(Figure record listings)
** START **
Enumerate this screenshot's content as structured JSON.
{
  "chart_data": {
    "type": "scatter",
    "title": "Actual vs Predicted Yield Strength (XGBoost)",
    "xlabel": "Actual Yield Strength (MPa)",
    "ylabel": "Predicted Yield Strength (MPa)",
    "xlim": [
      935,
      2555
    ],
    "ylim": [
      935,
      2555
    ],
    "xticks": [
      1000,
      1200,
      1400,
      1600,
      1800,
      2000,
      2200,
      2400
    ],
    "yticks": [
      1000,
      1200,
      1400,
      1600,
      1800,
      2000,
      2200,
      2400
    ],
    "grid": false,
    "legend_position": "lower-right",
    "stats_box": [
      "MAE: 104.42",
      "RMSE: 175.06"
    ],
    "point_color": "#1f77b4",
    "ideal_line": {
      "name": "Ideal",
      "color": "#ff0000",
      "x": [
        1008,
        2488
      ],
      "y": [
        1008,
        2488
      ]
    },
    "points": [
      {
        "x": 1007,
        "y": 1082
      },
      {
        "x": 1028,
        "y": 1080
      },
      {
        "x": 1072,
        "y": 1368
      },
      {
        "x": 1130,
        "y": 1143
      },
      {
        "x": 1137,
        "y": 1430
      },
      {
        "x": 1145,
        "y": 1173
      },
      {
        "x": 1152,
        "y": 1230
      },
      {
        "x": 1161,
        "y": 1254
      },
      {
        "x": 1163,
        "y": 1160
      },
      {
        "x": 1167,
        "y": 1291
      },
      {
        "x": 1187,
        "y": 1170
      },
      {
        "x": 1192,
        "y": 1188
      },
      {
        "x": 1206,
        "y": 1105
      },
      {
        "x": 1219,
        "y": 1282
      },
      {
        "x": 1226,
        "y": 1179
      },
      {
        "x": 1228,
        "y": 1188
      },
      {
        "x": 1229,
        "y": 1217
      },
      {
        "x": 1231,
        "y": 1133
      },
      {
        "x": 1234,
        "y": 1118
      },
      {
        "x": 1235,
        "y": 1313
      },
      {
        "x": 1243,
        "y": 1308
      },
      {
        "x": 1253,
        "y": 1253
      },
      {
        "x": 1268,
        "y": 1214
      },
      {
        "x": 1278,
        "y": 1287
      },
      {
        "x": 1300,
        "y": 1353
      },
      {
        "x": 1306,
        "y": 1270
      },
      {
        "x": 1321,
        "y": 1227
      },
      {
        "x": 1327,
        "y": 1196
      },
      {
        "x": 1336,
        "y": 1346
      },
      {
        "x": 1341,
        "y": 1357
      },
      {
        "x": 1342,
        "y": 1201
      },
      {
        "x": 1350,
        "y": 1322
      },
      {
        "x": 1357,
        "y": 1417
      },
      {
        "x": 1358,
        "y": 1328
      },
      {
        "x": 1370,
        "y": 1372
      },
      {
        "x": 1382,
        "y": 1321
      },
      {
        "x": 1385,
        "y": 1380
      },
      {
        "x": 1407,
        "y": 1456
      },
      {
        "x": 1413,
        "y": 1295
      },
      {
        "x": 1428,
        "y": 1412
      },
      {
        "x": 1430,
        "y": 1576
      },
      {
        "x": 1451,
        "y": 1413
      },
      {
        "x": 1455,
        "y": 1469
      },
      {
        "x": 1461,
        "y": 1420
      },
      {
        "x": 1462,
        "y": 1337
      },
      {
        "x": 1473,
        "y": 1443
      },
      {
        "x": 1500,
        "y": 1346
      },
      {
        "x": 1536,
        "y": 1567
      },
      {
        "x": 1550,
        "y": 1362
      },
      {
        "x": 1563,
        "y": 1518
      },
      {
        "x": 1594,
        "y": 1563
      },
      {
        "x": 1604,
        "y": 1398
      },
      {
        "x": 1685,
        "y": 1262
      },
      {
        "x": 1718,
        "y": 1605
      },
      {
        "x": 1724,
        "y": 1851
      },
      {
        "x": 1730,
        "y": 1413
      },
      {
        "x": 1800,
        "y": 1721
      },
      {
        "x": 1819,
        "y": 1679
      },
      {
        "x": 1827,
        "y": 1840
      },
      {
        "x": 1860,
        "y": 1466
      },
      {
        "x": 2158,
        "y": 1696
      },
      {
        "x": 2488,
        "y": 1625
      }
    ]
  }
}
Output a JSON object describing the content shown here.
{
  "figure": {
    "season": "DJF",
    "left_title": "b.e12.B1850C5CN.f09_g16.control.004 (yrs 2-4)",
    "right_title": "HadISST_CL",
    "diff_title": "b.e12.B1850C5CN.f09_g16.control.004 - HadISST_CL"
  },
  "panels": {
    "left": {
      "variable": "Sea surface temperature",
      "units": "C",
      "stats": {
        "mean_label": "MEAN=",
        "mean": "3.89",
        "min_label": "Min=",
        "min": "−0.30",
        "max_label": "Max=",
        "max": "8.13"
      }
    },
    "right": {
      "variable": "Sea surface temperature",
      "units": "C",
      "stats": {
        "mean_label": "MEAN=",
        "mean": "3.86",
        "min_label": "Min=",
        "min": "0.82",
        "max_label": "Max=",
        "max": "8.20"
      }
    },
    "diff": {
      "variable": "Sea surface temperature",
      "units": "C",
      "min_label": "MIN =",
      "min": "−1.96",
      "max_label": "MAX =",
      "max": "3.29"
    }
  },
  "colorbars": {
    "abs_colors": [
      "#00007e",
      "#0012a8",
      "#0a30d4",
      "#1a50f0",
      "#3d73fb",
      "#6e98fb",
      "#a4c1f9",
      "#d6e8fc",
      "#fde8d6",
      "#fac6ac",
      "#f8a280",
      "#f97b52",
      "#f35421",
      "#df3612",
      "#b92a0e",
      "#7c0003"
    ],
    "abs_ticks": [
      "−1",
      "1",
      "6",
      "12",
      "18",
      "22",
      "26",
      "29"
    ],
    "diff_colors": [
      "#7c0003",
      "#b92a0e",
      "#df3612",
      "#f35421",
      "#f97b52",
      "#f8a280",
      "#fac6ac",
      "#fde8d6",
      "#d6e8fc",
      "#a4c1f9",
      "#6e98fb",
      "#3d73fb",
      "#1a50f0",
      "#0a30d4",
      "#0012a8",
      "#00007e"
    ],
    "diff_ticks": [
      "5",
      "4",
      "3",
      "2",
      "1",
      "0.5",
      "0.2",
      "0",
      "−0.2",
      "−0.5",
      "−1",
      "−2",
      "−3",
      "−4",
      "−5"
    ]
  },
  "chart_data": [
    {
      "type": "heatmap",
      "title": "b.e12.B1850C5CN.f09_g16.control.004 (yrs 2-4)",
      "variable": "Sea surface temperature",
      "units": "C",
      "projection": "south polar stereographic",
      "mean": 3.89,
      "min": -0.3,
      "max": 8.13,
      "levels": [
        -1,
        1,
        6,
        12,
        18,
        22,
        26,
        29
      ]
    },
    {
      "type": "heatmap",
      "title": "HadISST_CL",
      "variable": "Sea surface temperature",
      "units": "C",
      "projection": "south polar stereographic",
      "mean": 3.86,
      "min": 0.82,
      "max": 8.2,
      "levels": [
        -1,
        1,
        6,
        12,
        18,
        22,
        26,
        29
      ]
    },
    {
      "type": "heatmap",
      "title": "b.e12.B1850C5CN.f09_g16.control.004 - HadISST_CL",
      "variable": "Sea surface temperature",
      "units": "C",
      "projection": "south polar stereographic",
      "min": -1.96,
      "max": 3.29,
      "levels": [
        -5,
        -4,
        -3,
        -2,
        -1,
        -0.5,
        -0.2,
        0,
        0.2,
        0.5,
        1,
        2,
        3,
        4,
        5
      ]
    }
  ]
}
** END **
*Stated task:* Go through the listing above and pull out each line containing the word "Actual".

*Response to the exercise:*
    "title": "Actual vs Predicted Yield Strength (XGBoost)",
    "xlabel": "Actual Yield Strength (MPa)",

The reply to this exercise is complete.